TO DO: Pull out every line from the listing that has the word "this".

RECORD SET:
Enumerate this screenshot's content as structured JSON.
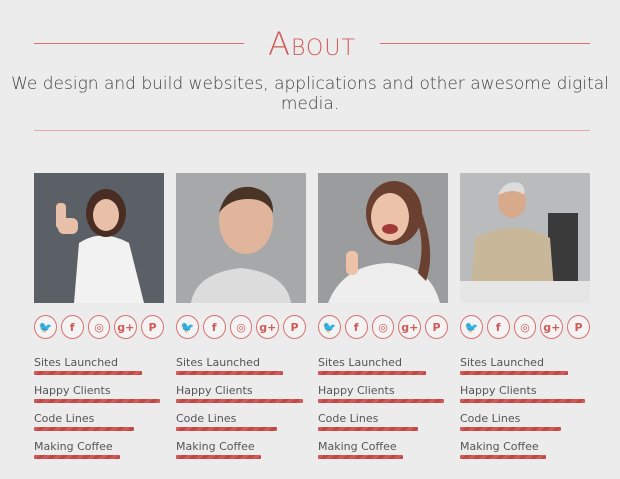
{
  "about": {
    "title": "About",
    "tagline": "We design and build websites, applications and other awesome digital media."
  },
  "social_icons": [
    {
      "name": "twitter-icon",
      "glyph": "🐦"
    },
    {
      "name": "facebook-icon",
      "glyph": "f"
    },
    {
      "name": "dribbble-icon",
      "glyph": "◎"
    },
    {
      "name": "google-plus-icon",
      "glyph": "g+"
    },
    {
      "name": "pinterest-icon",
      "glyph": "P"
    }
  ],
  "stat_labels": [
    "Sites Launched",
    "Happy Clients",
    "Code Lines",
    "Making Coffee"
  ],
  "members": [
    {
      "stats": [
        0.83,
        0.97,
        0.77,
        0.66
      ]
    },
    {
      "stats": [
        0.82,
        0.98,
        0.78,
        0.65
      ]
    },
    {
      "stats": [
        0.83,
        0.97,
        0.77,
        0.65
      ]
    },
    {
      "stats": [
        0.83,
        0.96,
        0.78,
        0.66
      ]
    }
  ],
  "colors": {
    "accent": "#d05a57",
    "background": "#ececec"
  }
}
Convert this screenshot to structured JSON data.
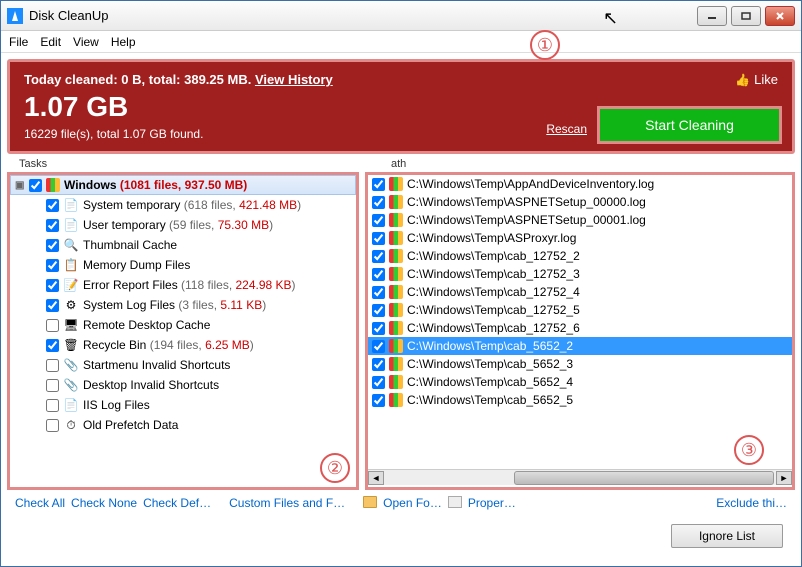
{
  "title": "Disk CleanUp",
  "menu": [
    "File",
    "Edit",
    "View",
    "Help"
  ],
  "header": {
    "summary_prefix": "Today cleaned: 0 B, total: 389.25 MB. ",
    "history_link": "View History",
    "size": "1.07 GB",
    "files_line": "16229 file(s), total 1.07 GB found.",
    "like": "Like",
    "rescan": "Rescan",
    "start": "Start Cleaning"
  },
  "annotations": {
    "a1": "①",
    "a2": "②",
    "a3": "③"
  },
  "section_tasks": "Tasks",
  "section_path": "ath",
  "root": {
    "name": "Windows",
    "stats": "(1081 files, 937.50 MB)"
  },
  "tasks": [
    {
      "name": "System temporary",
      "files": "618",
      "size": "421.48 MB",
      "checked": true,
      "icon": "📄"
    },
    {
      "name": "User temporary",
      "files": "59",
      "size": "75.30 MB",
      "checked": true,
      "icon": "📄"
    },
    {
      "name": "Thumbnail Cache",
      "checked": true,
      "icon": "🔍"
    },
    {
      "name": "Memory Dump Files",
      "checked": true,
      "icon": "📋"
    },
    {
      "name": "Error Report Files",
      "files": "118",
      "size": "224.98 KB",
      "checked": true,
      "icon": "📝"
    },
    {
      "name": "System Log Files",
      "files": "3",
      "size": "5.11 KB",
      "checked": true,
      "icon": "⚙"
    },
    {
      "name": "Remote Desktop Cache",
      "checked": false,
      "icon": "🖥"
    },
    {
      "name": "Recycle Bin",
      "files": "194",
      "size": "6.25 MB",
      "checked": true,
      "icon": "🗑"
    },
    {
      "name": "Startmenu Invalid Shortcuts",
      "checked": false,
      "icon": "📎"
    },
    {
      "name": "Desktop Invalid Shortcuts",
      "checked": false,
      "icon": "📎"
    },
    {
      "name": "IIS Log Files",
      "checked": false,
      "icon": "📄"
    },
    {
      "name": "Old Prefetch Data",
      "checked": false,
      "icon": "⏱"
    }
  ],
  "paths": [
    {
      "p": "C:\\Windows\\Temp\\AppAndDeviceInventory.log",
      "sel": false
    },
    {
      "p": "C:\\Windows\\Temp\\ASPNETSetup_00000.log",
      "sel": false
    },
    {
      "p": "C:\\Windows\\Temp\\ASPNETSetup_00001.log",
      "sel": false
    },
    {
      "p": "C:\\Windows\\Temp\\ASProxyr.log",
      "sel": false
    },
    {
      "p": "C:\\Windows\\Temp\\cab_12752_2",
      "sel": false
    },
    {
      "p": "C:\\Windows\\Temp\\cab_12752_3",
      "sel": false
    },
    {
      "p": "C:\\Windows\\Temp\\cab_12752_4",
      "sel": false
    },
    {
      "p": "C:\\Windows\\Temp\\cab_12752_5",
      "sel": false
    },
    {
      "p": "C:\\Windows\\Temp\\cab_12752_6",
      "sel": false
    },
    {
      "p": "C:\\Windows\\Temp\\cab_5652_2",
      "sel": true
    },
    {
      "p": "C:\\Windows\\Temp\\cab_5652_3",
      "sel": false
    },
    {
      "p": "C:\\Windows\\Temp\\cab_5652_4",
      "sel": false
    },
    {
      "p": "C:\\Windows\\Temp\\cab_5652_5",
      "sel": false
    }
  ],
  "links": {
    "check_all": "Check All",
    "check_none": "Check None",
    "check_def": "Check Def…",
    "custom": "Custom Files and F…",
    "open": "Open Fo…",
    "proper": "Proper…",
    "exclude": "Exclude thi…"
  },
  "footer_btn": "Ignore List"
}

RESPONSE:
Enumerate this screenshot's content as structured JSON.
Convert this screenshot to structured JSON data.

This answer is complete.